## START
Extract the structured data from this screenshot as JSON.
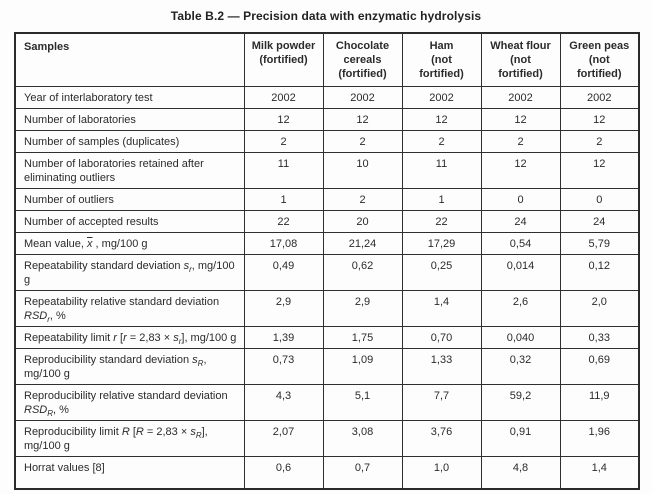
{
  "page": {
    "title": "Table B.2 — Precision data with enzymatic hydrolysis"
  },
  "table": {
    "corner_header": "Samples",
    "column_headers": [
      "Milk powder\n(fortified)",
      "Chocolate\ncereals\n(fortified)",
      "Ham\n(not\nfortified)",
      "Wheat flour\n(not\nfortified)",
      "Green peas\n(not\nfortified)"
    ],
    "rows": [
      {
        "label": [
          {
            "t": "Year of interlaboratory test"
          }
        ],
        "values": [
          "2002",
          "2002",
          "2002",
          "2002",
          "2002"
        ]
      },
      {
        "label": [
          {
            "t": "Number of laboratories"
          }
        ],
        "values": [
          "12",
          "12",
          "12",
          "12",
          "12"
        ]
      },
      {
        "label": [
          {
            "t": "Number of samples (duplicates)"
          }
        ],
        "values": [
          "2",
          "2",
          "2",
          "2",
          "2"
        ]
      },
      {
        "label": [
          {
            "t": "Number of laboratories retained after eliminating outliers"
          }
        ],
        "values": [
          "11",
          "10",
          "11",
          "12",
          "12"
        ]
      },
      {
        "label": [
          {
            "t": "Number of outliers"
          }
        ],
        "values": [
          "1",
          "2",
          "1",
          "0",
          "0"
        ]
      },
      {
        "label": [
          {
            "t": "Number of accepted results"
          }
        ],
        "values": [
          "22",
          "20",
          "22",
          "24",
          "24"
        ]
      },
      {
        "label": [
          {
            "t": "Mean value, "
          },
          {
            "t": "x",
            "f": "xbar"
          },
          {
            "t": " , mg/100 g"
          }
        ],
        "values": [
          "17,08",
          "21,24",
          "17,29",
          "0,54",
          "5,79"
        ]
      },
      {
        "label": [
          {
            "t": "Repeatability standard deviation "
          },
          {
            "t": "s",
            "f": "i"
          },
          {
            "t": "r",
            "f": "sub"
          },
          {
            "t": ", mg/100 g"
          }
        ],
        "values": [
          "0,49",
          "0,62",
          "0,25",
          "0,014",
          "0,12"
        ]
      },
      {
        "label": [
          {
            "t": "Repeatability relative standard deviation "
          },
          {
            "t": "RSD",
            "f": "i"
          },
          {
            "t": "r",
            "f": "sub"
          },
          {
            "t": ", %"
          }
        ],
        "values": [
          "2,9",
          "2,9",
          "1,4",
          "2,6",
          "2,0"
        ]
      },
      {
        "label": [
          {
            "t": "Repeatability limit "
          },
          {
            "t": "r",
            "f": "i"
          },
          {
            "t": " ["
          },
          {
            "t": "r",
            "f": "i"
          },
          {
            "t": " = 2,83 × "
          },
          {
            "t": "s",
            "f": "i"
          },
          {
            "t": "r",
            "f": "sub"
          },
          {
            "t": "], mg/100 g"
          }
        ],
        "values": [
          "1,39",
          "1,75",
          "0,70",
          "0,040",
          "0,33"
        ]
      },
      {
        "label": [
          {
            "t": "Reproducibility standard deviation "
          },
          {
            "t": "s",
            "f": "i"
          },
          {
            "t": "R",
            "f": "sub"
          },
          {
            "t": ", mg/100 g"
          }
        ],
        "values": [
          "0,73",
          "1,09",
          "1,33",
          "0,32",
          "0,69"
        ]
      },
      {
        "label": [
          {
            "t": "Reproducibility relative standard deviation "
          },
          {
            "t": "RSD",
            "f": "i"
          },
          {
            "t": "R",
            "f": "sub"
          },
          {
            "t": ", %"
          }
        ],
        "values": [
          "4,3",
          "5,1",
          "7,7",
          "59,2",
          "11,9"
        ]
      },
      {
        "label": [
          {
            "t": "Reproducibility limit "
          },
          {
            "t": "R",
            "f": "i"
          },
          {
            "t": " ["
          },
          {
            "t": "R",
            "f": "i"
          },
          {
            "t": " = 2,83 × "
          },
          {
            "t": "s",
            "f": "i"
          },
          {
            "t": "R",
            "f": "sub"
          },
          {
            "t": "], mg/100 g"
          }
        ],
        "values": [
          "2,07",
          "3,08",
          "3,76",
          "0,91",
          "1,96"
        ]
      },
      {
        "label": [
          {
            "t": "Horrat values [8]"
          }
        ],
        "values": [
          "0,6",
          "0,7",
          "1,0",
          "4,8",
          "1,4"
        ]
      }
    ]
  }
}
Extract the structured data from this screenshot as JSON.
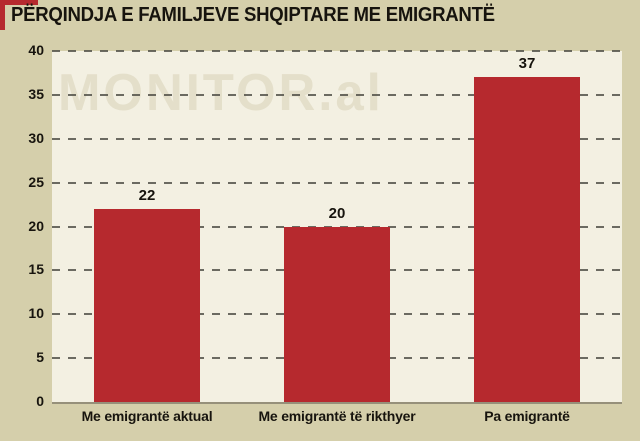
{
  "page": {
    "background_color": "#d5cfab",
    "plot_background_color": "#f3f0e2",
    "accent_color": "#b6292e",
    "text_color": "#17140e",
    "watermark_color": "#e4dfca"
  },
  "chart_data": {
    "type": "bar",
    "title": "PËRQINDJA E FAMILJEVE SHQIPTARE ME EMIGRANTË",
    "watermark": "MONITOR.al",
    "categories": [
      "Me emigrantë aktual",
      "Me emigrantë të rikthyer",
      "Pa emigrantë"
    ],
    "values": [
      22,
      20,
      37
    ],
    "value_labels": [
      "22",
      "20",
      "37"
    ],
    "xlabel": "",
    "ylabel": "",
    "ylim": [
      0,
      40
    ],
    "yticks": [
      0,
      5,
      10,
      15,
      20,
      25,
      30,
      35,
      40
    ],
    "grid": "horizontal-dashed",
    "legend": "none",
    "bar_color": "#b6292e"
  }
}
## END
TASK STATEMENT: Report how many lines hold the string "nfortified", giving the number and nothing else.

RESPONSE TO THE EXERCISE: 3